-- Exercise details --
Look for the string "JSON" in the lines and copy each line that has it.
···
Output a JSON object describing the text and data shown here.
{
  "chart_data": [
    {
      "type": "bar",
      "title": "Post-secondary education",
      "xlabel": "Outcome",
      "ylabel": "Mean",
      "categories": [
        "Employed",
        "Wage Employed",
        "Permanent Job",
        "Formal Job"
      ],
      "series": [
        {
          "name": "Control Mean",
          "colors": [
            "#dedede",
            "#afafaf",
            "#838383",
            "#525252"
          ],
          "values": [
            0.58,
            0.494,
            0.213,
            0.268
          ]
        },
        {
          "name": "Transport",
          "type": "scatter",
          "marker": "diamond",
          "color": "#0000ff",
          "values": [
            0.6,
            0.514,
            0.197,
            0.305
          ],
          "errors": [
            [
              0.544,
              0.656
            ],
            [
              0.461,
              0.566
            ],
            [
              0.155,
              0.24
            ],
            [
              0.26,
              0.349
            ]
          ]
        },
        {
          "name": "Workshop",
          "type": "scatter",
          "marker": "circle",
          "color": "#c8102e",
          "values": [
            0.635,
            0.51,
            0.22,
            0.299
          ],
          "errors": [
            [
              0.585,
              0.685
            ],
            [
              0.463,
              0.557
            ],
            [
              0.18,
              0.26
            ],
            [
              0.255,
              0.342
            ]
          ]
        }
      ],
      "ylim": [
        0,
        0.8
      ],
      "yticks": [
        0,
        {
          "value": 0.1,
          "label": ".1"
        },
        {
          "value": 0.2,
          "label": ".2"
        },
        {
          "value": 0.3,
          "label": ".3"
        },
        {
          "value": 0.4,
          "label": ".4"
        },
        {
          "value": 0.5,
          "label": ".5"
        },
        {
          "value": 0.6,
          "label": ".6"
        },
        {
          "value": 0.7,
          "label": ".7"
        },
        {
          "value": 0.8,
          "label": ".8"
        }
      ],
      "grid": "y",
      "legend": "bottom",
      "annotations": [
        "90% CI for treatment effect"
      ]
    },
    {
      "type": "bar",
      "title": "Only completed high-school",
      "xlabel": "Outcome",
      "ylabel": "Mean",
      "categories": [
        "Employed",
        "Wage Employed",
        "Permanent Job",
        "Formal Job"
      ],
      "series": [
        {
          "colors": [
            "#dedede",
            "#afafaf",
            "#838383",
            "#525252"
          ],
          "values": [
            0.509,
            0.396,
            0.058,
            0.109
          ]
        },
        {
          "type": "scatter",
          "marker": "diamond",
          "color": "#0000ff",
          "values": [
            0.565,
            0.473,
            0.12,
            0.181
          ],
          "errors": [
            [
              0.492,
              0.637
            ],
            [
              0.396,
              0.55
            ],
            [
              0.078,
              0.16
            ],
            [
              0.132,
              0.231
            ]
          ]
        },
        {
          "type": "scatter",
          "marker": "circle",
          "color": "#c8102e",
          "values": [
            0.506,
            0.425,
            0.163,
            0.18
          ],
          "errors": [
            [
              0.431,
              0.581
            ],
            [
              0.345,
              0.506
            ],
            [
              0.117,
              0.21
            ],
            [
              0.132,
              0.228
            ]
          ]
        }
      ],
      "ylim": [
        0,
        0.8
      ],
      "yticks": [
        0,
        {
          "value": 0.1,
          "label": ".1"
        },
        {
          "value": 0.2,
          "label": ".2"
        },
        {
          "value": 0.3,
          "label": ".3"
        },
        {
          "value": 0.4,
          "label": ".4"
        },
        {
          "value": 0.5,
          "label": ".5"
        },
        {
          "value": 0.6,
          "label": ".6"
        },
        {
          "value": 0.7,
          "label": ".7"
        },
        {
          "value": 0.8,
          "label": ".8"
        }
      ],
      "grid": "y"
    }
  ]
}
···
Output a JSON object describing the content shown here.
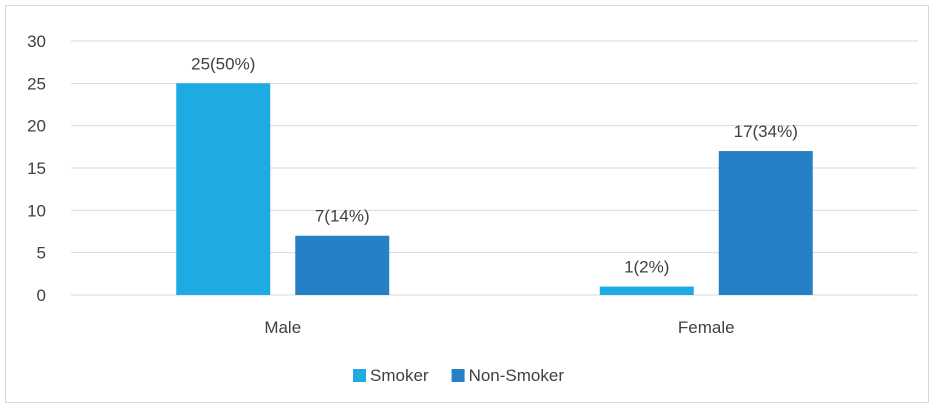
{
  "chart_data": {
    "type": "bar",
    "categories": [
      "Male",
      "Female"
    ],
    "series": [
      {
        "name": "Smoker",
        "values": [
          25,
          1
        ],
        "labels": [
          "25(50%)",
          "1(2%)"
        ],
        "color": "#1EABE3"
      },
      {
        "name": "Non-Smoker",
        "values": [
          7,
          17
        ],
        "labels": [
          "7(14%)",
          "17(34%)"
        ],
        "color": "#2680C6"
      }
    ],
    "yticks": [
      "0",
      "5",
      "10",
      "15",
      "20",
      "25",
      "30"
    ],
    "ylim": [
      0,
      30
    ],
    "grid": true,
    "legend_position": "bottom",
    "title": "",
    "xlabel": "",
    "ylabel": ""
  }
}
···
-- Written answer --
Output a JSON object describing the text and data shown here.
Output a JSON object describing the content shown here.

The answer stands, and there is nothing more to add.